Bring together all lines of the material below that contain the string "screenshot".

** start of DATA SUPPLIED **

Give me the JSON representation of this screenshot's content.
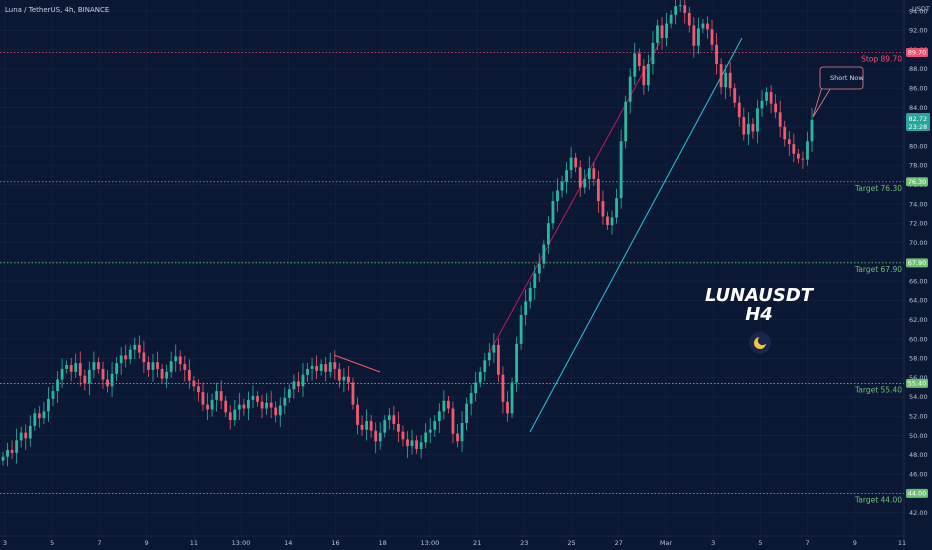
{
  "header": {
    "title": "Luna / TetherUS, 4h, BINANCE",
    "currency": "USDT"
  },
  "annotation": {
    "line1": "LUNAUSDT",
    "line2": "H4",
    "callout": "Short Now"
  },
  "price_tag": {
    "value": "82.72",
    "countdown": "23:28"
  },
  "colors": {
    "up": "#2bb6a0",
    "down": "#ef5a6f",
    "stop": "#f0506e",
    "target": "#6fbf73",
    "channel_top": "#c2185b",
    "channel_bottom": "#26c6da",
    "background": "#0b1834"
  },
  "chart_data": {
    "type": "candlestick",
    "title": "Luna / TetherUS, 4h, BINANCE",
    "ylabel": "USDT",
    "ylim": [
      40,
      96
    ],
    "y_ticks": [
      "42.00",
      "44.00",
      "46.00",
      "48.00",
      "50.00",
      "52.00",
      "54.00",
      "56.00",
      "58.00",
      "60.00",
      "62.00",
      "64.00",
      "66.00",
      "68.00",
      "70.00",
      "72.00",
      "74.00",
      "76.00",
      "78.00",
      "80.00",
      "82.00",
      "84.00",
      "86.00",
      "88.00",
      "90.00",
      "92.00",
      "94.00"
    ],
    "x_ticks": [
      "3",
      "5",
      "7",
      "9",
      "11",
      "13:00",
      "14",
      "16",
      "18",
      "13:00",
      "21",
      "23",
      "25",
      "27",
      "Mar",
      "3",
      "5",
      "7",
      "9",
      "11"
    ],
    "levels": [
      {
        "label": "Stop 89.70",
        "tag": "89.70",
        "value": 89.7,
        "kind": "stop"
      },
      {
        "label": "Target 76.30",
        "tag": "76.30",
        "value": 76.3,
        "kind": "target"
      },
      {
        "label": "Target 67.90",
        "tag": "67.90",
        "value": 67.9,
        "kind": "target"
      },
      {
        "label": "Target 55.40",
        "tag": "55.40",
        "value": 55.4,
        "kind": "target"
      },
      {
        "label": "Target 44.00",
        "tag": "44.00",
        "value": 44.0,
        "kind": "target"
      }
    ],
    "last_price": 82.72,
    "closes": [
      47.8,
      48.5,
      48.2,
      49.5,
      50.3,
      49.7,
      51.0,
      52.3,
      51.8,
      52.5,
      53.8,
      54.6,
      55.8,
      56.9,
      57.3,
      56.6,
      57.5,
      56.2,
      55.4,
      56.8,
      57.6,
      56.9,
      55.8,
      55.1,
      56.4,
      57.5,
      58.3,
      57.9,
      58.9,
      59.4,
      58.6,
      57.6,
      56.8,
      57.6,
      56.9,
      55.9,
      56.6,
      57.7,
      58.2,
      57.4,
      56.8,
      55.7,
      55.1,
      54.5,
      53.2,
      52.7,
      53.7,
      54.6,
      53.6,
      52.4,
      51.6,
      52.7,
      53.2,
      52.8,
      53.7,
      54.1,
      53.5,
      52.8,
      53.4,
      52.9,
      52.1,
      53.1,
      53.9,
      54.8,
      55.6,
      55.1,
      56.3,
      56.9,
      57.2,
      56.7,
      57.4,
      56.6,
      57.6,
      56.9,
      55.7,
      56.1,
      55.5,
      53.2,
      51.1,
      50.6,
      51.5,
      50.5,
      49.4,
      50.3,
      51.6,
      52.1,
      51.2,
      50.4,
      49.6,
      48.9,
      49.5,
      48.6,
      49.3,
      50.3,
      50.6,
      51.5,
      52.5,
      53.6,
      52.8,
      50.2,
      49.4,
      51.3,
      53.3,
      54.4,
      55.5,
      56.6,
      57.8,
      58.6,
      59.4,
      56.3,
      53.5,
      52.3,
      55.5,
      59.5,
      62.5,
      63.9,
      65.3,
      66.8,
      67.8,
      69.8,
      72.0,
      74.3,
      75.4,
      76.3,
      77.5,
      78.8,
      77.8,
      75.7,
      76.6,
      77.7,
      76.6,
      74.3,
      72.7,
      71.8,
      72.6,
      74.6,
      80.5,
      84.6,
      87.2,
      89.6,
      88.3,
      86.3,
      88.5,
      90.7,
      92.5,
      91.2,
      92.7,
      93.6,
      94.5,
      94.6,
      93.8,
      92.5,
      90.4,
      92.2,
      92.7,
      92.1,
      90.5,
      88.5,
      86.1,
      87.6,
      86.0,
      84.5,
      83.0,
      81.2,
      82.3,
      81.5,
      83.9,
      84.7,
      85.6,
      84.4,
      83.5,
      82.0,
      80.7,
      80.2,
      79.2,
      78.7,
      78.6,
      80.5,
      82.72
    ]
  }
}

** end of DATA SUPPLIED **
** start of DATA SUPPLIED **

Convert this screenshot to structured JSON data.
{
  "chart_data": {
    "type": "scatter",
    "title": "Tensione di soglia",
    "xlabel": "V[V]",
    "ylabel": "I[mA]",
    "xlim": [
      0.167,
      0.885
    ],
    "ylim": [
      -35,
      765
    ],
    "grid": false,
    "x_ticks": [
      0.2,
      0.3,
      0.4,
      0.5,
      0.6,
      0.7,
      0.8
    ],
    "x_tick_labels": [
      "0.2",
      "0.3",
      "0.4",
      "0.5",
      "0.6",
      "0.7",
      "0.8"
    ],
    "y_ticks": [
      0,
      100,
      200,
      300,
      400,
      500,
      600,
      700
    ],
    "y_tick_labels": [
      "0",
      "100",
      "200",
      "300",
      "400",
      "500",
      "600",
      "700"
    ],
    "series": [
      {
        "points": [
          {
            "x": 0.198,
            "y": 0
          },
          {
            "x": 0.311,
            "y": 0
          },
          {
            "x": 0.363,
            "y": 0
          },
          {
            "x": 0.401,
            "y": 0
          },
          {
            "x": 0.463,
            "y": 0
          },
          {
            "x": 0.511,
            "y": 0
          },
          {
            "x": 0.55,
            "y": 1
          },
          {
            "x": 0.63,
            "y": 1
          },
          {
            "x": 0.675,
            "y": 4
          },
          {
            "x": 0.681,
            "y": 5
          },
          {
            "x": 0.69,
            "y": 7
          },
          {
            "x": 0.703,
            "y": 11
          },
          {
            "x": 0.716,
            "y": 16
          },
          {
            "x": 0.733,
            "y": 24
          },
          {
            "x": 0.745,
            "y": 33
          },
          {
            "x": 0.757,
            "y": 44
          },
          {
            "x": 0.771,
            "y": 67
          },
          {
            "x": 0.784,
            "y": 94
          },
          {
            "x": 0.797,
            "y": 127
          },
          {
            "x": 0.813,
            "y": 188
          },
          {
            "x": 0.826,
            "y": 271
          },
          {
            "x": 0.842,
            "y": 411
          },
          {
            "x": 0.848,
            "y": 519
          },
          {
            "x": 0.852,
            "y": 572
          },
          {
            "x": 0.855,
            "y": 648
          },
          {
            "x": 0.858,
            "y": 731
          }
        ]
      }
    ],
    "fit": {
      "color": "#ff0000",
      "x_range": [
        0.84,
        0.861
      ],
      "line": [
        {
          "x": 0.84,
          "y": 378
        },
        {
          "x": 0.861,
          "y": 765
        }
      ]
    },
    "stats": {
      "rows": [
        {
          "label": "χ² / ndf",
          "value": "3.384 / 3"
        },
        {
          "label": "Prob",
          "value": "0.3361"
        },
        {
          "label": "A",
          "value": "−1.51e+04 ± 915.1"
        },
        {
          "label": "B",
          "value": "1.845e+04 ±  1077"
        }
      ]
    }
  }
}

** end of DATA SUPPLIED **

▸ WRITTEN SOLUTION
Give me the JSON representation of this screenshot's content.
Convert this screenshot to structured JSON data.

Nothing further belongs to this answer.